Count only the lines of the records that hold "this", then give the number without any other words.

[Collected data]
______

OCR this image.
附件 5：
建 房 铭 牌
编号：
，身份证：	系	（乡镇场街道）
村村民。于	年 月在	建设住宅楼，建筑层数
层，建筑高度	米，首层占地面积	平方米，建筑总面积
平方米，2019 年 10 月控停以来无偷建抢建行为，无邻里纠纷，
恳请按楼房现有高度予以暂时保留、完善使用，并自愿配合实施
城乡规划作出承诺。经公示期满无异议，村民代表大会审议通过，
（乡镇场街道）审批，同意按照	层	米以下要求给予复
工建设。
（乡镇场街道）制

______

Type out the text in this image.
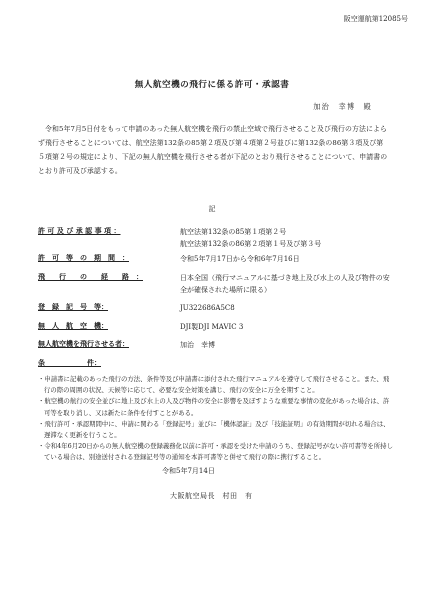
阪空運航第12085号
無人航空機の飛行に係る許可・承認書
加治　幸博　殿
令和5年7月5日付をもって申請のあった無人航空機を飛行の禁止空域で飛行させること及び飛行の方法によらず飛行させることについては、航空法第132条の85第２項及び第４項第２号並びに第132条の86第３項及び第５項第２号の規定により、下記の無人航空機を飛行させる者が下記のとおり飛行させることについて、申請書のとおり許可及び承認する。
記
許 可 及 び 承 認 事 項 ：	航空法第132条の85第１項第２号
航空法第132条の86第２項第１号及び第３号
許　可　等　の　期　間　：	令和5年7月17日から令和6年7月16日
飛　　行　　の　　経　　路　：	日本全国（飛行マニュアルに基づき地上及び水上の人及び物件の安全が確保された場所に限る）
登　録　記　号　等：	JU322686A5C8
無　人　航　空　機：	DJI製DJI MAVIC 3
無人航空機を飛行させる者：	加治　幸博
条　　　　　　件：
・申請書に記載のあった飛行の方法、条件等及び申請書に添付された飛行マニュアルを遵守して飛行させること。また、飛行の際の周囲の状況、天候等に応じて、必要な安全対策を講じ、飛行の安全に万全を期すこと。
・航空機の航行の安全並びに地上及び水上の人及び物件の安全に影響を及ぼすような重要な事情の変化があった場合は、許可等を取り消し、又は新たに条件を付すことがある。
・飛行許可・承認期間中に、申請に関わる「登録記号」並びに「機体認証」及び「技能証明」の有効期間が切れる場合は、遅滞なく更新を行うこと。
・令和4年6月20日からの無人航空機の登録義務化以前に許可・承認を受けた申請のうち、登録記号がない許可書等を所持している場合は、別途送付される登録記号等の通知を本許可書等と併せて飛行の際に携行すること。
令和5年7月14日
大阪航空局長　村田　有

______

ANSWER IN FULL: 2